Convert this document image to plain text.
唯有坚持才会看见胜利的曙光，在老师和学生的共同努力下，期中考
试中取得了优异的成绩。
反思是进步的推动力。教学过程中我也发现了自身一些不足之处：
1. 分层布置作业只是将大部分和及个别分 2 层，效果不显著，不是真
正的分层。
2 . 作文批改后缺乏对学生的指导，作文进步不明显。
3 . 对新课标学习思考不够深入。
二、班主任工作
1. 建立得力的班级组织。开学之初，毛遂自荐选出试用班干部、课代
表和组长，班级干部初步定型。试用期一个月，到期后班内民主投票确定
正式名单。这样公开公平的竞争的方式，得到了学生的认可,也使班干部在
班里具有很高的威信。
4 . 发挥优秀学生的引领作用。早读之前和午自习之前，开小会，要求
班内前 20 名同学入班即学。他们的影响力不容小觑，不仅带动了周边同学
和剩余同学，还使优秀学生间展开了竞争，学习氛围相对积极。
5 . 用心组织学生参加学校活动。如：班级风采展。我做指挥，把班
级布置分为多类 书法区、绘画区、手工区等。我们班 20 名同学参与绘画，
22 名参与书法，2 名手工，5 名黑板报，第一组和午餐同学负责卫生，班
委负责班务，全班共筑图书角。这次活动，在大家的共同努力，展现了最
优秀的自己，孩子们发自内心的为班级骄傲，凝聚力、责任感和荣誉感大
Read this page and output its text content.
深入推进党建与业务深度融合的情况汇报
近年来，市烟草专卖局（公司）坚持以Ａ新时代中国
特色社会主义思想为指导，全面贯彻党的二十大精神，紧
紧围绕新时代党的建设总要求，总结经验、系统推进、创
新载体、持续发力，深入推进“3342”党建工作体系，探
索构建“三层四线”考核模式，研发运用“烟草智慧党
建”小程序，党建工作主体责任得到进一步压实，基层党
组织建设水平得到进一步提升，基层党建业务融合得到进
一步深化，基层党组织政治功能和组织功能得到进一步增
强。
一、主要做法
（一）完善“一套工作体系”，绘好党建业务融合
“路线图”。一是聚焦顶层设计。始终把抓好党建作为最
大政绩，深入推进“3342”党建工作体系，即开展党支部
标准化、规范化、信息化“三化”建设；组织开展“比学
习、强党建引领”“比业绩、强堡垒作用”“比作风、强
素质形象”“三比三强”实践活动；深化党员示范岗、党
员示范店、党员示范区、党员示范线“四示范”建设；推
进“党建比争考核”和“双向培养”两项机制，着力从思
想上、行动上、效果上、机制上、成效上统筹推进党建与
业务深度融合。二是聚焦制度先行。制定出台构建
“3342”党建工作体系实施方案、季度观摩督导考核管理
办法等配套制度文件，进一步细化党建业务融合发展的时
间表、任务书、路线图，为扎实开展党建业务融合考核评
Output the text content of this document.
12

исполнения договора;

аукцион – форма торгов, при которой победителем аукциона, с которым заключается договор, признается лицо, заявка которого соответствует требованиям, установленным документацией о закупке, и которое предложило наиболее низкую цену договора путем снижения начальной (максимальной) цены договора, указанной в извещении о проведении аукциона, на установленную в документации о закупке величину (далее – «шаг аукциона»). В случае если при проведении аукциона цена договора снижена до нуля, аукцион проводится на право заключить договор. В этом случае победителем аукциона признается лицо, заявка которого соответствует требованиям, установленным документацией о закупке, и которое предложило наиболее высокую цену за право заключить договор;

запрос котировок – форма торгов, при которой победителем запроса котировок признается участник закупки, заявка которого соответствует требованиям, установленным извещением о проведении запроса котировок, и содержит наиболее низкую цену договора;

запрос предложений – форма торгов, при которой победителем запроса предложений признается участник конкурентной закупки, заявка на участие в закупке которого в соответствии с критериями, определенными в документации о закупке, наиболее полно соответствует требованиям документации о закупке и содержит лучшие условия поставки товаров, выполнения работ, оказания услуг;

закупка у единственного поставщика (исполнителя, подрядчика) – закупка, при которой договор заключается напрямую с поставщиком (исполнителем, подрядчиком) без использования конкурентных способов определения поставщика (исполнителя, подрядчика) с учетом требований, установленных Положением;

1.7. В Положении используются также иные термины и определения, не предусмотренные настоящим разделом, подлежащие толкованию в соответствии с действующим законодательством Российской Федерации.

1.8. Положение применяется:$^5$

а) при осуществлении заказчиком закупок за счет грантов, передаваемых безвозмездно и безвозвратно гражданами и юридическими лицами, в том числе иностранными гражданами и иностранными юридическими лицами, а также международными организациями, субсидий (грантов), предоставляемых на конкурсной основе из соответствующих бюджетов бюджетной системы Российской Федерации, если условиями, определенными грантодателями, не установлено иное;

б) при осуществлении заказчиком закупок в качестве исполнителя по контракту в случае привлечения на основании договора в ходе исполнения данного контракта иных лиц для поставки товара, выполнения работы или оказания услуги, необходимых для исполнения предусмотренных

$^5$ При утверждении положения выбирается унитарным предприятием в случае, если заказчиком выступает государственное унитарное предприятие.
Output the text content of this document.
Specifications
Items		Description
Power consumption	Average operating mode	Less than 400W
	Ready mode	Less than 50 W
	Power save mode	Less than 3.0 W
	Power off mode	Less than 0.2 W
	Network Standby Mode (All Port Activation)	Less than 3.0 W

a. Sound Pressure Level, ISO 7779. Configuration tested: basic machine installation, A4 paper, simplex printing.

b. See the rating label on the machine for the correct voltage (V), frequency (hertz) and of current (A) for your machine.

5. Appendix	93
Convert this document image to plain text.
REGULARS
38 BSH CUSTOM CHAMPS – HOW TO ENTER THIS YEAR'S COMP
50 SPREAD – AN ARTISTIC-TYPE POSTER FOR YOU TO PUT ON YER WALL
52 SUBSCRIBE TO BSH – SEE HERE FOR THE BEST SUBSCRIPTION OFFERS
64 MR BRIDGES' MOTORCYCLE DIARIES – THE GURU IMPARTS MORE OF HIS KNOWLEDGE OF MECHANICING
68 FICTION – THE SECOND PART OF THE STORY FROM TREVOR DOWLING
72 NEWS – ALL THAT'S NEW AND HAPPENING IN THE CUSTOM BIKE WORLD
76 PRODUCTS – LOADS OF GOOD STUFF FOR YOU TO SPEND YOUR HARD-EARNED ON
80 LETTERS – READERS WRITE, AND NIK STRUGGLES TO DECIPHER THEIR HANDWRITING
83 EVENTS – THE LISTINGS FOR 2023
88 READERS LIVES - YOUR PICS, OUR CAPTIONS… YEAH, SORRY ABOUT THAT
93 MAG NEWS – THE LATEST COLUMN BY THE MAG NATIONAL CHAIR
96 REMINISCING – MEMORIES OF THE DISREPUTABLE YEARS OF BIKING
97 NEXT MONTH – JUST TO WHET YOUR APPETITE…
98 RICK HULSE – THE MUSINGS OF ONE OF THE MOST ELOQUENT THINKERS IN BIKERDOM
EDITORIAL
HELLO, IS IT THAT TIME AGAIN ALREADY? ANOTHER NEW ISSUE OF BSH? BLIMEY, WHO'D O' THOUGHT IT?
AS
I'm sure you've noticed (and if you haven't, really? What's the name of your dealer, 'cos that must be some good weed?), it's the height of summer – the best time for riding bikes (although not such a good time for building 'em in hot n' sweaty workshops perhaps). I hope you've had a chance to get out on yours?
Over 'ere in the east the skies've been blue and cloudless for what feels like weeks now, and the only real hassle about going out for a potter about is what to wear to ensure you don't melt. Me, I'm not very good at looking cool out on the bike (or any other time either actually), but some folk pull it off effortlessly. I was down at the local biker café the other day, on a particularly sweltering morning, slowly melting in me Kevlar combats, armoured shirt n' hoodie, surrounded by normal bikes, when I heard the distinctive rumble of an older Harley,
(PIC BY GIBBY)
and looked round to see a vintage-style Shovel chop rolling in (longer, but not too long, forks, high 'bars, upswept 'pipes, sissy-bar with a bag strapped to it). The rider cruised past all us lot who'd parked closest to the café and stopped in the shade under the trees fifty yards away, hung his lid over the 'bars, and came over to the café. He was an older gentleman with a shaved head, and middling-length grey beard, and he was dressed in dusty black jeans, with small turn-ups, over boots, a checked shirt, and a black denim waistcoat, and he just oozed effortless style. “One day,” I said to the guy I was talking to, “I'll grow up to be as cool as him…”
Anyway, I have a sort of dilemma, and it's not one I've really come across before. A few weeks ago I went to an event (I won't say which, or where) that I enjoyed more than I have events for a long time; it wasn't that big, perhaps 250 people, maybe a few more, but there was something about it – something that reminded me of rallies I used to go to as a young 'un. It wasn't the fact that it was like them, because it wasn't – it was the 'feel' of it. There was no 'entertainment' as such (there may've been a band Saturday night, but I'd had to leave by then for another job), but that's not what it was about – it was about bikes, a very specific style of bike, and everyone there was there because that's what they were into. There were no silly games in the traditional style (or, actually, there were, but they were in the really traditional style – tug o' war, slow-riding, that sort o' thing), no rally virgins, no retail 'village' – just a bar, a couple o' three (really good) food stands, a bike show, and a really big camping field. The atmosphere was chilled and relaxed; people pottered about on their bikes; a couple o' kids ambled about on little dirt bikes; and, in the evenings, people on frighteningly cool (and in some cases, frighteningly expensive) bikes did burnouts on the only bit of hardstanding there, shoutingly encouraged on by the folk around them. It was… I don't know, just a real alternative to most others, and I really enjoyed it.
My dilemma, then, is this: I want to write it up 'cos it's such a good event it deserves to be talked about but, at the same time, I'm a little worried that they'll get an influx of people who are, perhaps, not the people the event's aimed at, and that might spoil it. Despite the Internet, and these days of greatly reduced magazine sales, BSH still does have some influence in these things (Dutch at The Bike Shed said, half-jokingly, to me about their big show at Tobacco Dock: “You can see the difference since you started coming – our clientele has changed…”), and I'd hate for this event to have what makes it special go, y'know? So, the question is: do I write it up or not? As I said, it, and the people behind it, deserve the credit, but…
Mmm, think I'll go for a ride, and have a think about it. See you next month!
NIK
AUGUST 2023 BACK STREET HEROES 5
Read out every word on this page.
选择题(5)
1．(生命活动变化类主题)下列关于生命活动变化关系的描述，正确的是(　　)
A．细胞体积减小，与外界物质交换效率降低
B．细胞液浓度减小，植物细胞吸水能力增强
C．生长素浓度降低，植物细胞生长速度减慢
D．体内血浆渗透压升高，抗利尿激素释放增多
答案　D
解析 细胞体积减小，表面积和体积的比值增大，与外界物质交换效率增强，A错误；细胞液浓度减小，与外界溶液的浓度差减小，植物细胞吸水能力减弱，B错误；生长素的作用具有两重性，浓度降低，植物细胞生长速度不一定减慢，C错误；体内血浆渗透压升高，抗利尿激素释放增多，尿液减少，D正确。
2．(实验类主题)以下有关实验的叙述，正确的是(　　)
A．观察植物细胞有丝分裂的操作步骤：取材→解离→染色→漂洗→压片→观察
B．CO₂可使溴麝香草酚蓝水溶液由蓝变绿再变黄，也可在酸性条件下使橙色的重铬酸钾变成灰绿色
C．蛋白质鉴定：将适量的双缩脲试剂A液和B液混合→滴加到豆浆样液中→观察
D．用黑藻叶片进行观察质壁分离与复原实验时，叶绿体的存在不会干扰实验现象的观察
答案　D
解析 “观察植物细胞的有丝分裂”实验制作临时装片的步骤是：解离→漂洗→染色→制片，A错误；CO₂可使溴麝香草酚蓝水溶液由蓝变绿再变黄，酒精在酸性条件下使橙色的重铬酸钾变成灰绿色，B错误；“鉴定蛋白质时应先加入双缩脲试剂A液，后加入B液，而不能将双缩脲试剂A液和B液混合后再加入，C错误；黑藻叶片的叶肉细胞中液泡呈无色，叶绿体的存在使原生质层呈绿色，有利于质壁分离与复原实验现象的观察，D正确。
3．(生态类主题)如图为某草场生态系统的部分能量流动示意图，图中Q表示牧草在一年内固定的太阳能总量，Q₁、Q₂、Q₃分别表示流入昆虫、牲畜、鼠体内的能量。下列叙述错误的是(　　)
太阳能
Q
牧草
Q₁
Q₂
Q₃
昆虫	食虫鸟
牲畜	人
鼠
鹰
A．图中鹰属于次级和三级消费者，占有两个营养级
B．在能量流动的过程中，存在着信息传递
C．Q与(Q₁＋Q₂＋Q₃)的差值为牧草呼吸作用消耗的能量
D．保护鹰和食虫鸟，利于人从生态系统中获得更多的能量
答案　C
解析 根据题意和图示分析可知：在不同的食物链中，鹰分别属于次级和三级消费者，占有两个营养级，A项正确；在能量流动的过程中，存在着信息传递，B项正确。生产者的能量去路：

--------

▸ **Work to do**: Go over the entries above and say how many lines hold the string "Российской", with no other text.

▸ **In response**: 2